* Objective *
Write out all the entries word for word, but skip any images.

Dataset listings of figures
───

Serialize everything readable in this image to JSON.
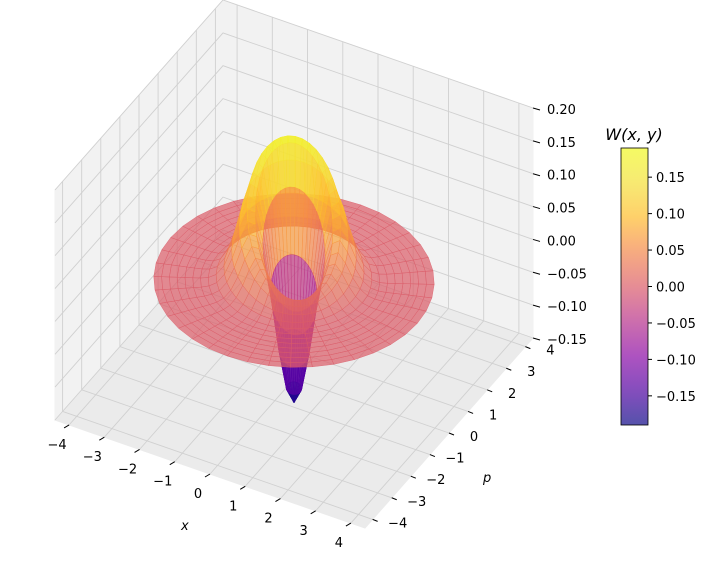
{
  "chart_data": {
    "type": "surface3d",
    "colormap": "plasma",
    "z_label": "W(x, y)",
    "xlabel": "x",
    "ylabel": "p",
    "x_ticks": [
      "−4",
      "−3",
      "−2",
      "−1",
      "0",
      "1",
      "2",
      "3",
      "4"
    ],
    "y_ticks": [
      "−4",
      "−3",
      "−2",
      "−1",
      "0",
      "1",
      "2",
      "3",
      "4"
    ],
    "z_ticks": [
      "−0.15",
      "−0.10",
      "−0.05",
      "0.00",
      "0.05",
      "0.10",
      "0.15",
      "0.20"
    ],
    "colorbar_ticks": [
      "−0.15",
      "−0.10",
      "−0.05",
      "0.00",
      "0.05",
      "0.10",
      "0.15"
    ],
    "xlim": [
      -4.4,
      4.4
    ],
    "ylim": [
      -4.4,
      4.4
    ],
    "zlim": [
      -0.15,
      0.2
    ],
    "colorbar_range": [
      -0.19,
      0.19
    ],
    "surface": {
      "domain": "disk",
      "radius_max": 3.5,
      "peak_value": 0.19,
      "trough_value": -0.19,
      "surface_alpha": 0.7
    },
    "grid": true
  }
}
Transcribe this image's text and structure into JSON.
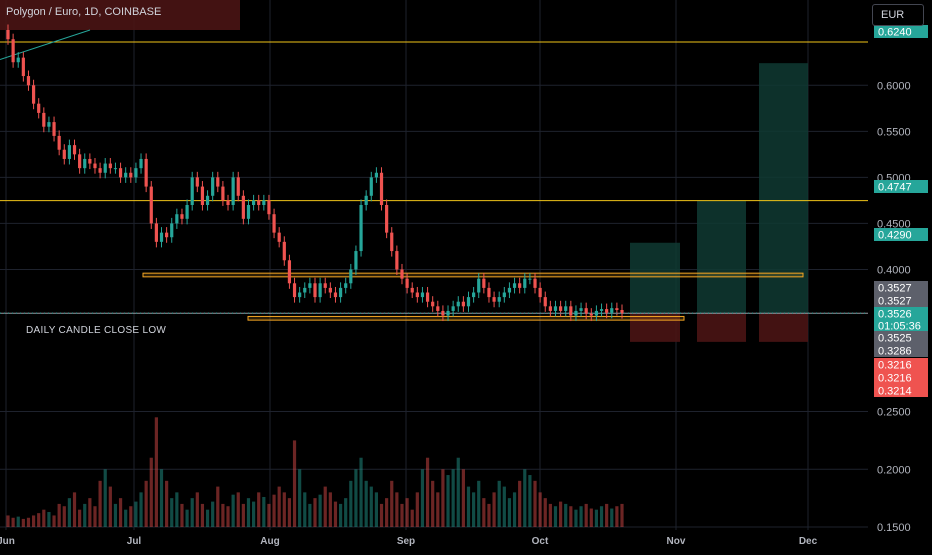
{
  "header": {
    "title": "Polygon / Euro, 1D, COINBASE"
  },
  "currency": {
    "label": "EUR"
  },
  "annotation": {
    "text": "DAILY CANDLE CLOSE LOW"
  },
  "colors": {
    "up": "#26a69a",
    "down": "#ef5350",
    "grid": "#1e222d",
    "axis_text": "#b2b5be",
    "yellow": "#f0c419",
    "orange": "#f5a623",
    "target_zone": "#0f3a33",
    "stop_zone": "#4a1414"
  },
  "chart_data": {
    "type": "candlestick",
    "symbol": "Polygon / Euro",
    "interval": "1D",
    "exchange": "COINBASE",
    "x_tick_labels": [
      "Jun",
      "Jul",
      "Aug",
      "Sep",
      "Oct",
      "Nov",
      "Dec"
    ],
    "price_ticks": [
      "0.6000",
      "0.5500",
      "0.5000",
      "0.4500",
      "0.4000"
    ],
    "volume_ticks": [
      "0.2500",
      "0.2000",
      "0.1500"
    ],
    "price_range": [
      0.318,
      0.66
    ],
    "price_labels": [
      {
        "value": 0.624,
        "text": "0.6240",
        "color": "#26a69a"
      },
      {
        "value": 0.4747,
        "text": "0.4747",
        "color": "#26a69a"
      },
      {
        "value": 0.429,
        "text": "0.4290",
        "color": "#26a69a"
      },
      {
        "value": 0.3527,
        "text": "0.3527",
        "color": "#5d606b"
      },
      {
        "value": 0.3527,
        "text": "0.3527",
        "color": "#5d606b"
      },
      {
        "value": 0.3526,
        "text": "0.3526",
        "color": "#26a69a"
      },
      {
        "value": 0.3526,
        "text": "01:05:36",
        "color": "#26a69a"
      },
      {
        "value": 0.3525,
        "text": "0.3525",
        "color": "#5d606b"
      },
      {
        "value": 0.3286,
        "text": "0.3286",
        "color": "#5d606b"
      },
      {
        "value": 0.3216,
        "text": "0.3216",
        "color": "#ef5350"
      },
      {
        "value": 0.3216,
        "text": "0.3216",
        "color": "#ef5350"
      },
      {
        "value": 0.3214,
        "text": "0.3214",
        "color": "#ef5350"
      }
    ],
    "horizontal_lines": [
      {
        "value": 0.647,
        "color": "yellow"
      },
      {
        "value": 0.4747,
        "color": "yellow"
      },
      {
        "value": 0.3525,
        "color": "gray"
      }
    ],
    "support_zones": [
      {
        "top": 0.396,
        "bottom": 0.392
      },
      {
        "top": 0.349,
        "bottom": 0.345
      }
    ],
    "position_targets": [
      0.429,
      0.4747,
      0.624
    ],
    "position_entry": 0.3527,
    "position_stop": 0.3214,
    "closes": [
      0.65,
      0.625,
      0.63,
      0.61,
      0.6,
      0.58,
      0.57,
      0.555,
      0.56,
      0.545,
      0.53,
      0.52,
      0.535,
      0.525,
      0.51,
      0.52,
      0.515,
      0.51,
      0.505,
      0.515,
      0.51,
      0.51,
      0.5,
      0.505,
      0.5,
      0.51,
      0.52,
      0.49,
      0.45,
      0.43,
      0.44,
      0.435,
      0.45,
      0.46,
      0.455,
      0.47,
      0.5,
      0.49,
      0.47,
      0.48,
      0.5,
      0.49,
      0.475,
      0.47,
      0.5,
      0.48,
      0.455,
      0.47,
      0.475,
      0.47,
      0.475,
      0.46,
      0.44,
      0.43,
      0.41,
      0.385,
      0.37,
      0.375,
      0.38,
      0.385,
      0.37,
      0.385,
      0.38,
      0.375,
      0.37,
      0.38,
      0.385,
      0.4,
      0.42,
      0.47,
      0.48,
      0.5,
      0.505,
      0.47,
      0.44,
      0.42,
      0.4,
      0.39,
      0.38,
      0.375,
      0.37,
      0.375,
      0.365,
      0.36,
      0.355,
      0.35,
      0.355,
      0.36,
      0.365,
      0.36,
      0.37,
      0.375,
      0.39,
      0.38,
      0.37,
      0.365,
      0.37,
      0.375,
      0.38,
      0.385,
      0.38,
      0.39,
      0.39,
      0.38,
      0.37,
      0.36,
      0.355,
      0.36,
      0.355,
      0.36,
      0.35,
      0.355,
      0.358,
      0.352,
      0.35,
      0.355,
      0.357,
      0.353,
      0.358,
      0.356,
      0.3526
    ],
    "volumes": [
      0.16,
      0.158,
      0.159,
      0.157,
      0.158,
      0.16,
      0.162,
      0.165,
      0.163,
      0.16,
      0.17,
      0.168,
      0.175,
      0.18,
      0.165,
      0.17,
      0.175,
      0.168,
      0.19,
      0.2,
      0.185,
      0.17,
      0.175,
      0.165,
      0.168,
      0.172,
      0.18,
      0.19,
      0.21,
      0.245,
      0.2,
      0.19,
      0.175,
      0.18,
      0.17,
      0.165,
      0.175,
      0.18,
      0.17,
      0.165,
      0.172,
      0.185,
      0.17,
      0.168,
      0.178,
      0.18,
      0.17,
      0.175,
      0.172,
      0.18,
      0.176,
      0.17,
      0.178,
      0.185,
      0.18,
      0.175,
      0.225,
      0.2,
      0.18,
      0.17,
      0.175,
      0.178,
      0.185,
      0.18,
      0.172,
      0.17,
      0.175,
      0.19,
      0.2,
      0.21,
      0.19,
      0.185,
      0.18,
      0.17,
      0.175,
      0.19,
      0.18,
      0.17,
      0.175,
      0.165,
      0.18,
      0.2,
      0.21,
      0.19,
      0.18,
      0.2,
      0.195,
      0.2,
      0.21,
      0.2,
      0.185,
      0.18,
      0.19,
      0.175,
      0.17,
      0.18,
      0.19,
      0.185,
      0.175,
      0.18,
      0.19,
      0.2,
      0.195,
      0.19,
      0.18,
      0.175,
      0.17,
      0.168,
      0.172,
      0.17,
      0.168,
      0.165,
      0.168,
      0.17,
      0.166,
      0.165,
      0.168,
      0.17,
      0.166,
      0.168,
      0.17
    ]
  }
}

───

* Answer to the problem *
Serialize everything readable in this image to JSON.
{
  "chart_data": {
    "type": "surface3d",
    "colormap": "plasma",
    "z_label": "W(x, y)",
    "xlabel": "x",
    "ylabel": "p",
    "x_ticks": [
      "−4",
      "−3",
      "−2",
      "−1",
      "0",
      "1",
      "2",
      "3",
      "4"
    ],
    "y_ticks": [
      "−4",
      "−3",
      "−2",
      "−1",
      "0",
      "1",
      "2",
      "3",
      "4"
    ],
    "z_ticks": [
      "−0.15",
      "−0.10",
      "−0.05",
      "0.00",
      "0.05",
      "0.10",
      "0.15",
      "0.20"
    ],
    "colorbar_ticks": [
      "−0.15",
      "−0.10",
      "−0.05",
      "0.00",
      "0.05",
      "0.10",
      "0.15"
    ],
    "xlim": [
      -4.4,
      4.4
    ],
    "ylim": [
      -4.4,
      4.4
    ],
    "zlim": [
      -0.15,
      0.2
    ],
    "colorbar_range": [
      -0.19,
      0.19
    ],
    "surface": {
      "domain": "disk",
      "radius_max": 3.5,
      "peak_value": 0.19,
      "trough_value": -0.19,
      "surface_alpha": 0.7
    },
    "grid": true
  }
}
Transcribe this image's text and structure into JSON.
{
  "header": {
    "title": "Polygon / Euro, 1D, COINBASE"
  },
  "currency": {
    "label": "EUR"
  },
  "annotation": {
    "text": "DAILY CANDLE CLOSE LOW"
  },
  "colors": {
    "up": "#26a69a",
    "down": "#ef5350",
    "grid": "#1e222d",
    "axis_text": "#b2b5be",
    "yellow": "#f0c419",
    "orange": "#f5a623",
    "target_zone": "#0f3a33",
    "stop_zone": "#4a1414"
  },
  "chart_data": {
    "type": "candlestick",
    "symbol": "Polygon / Euro",
    "interval": "1D",
    "exchange": "COINBASE",
    "x_tick_labels": [
      "Jun",
      "Jul",
      "Aug",
      "Sep",
      "Oct",
      "Nov",
      "Dec"
    ],
    "price_ticks": [
      "0.6000",
      "0.5500",
      "0.5000",
      "0.4500",
      "0.4000"
    ],
    "volume_ticks": [
      "0.2500",
      "0.2000",
      "0.1500"
    ],
    "price_range": [
      0.318,
      0.66
    ],
    "price_labels": [
      {
        "value": 0.624,
        "text": "0.6240",
        "color": "#26a69a"
      },
      {
        "value": 0.4747,
        "text": "0.4747",
        "color": "#26a69a"
      },
      {
        "value": 0.429,
        "text": "0.4290",
        "color": "#26a69a"
      },
      {
        "value": 0.3527,
        "text": "0.3527",
        "color": "#5d606b"
      },
      {
        "value": 0.3527,
        "text": "0.3527",
        "color": "#5d606b"
      },
      {
        "value": 0.3526,
        "text": "0.3526",
        "color": "#26a69a"
      },
      {
        "value": 0.3526,
        "text": "01:05:36",
        "color": "#26a69a"
      },
      {
        "value": 0.3525,
        "text": "0.3525",
        "color": "#5d606b"
      },
      {
        "value": 0.3286,
        "text": "0.3286",
        "color": "#5d606b"
      },
      {
        "value": 0.3216,
        "text": "0.3216",
        "color": "#ef5350"
      },
      {
        "value": 0.3216,
        "text": "0.3216",
        "color": "#ef5350"
      },
      {
        "value": 0.3214,
        "text": "0.3214",
        "color": "#ef5350"
      }
    ],
    "horizontal_lines": [
      {
        "value": 0.647,
        "color": "yellow"
      },
      {
        "value": 0.4747,
        "color": "yellow"
      },
      {
        "value": 0.3525,
        "color": "gray"
      }
    ],
    "support_zones": [
      {
        "top": 0.396,
        "bottom": 0.392
      },
      {
        "top": 0.349,
        "bottom": 0.345
      }
    ],
    "position_targets": [
      0.429,
      0.4747,
      0.624
    ],
    "position_entry": 0.3527,
    "position_stop": 0.3214,
    "closes": [
      0.65,
      0.625,
      0.63,
      0.61,
      0.6,
      0.58,
      0.57,
      0.555,
      0.56,
      0.545,
      0.53,
      0.52,
      0.535,
      0.525,
      0.51,
      0.52,
      0.515,
      0.51,
      0.505,
      0.515,
      0.51,
      0.51,
      0.5,
      0.505,
      0.5,
      0.51,
      0.52,
      0.49,
      0.45,
      0.43,
      0.44,
      0.435,
      0.45,
      0.46,
      0.455,
      0.47,
      0.5,
      0.49,
      0.47,
      0.48,
      0.5,
      0.49,
      0.475,
      0.47,
      0.5,
      0.48,
      0.455,
      0.47,
      0.475,
      0.47,
      0.475,
      0.46,
      0.44,
      0.43,
      0.41,
      0.385,
      0.37,
      0.375,
      0.38,
      0.385,
      0.37,
      0.385,
      0.38,
      0.375,
      0.37,
      0.38,
      0.385,
      0.4,
      0.42,
      0.47,
      0.48,
      0.5,
      0.505,
      0.47,
      0.44,
      0.42,
      0.4,
      0.39,
      0.38,
      0.375,
      0.37,
      0.375,
      0.365,
      0.36,
      0.355,
      0.35,
      0.355,
      0.36,
      0.365,
      0.36,
      0.37,
      0.375,
      0.39,
      0.38,
      0.37,
      0.365,
      0.37,
      0.375,
      0.38,
      0.385,
      0.38,
      0.39,
      0.39,
      0.38,
      0.37,
      0.36,
      0.355,
      0.36,
      0.355,
      0.36,
      0.35,
      0.355,
      0.358,
      0.352,
      0.35,
      0.355,
      0.357,
      0.353,
      0.358,
      0.356,
      0.3526
    ],
    "volumes": [
      0.16,
      0.158,
      0.159,
      0.157,
      0.158,
      0.16,
      0.162,
      0.165,
      0.163,
      0.16,
      0.17,
      0.168,
      0.175,
      0.18,
      0.165,
      0.17,
      0.175,
      0.168,
      0.19,
      0.2,
      0.185,
      0.17,
      0.175,
      0.165,
      0.168,
      0.172,
      0.18,
      0.19,
      0.21,
      0.245,
      0.2,
      0.19,
      0.175,
      0.18,
      0.17,
      0.165,
      0.175,
      0.18,
      0.17,
      0.165,
      0.172,
      0.185,
      0.17,
      0.168,
      0.178,
      0.18,
      0.17,
      0.175,
      0.172,
      0.18,
      0.176,
      0.17,
      0.178,
      0.185,
      0.18,
      0.175,
      0.225,
      0.2,
      0.18,
      0.17,
      0.175,
      0.178,
      0.185,
      0.18,
      0.172,
      0.17,
      0.175,
      0.19,
      0.2,
      0.21,
      0.19,
      0.185,
      0.18,
      0.17,
      0.175,
      0.19,
      0.18,
      0.17,
      0.175,
      0.165,
      0.18,
      0.2,
      0.21,
      0.19,
      0.18,
      0.2,
      0.195,
      0.2,
      0.21,
      0.2,
      0.185,
      0.18,
      0.19,
      0.175,
      0.17,
      0.18,
      0.19,
      0.185,
      0.175,
      0.18,
      0.19,
      0.2,
      0.195,
      0.19,
      0.18,
      0.175,
      0.17,
      0.168,
      0.172,
      0.17,
      0.168,
      0.165,
      0.168,
      0.17,
      0.166,
      0.165,
      0.168,
      0.17,
      0.166,
      0.168,
      0.17
    ]
  }
}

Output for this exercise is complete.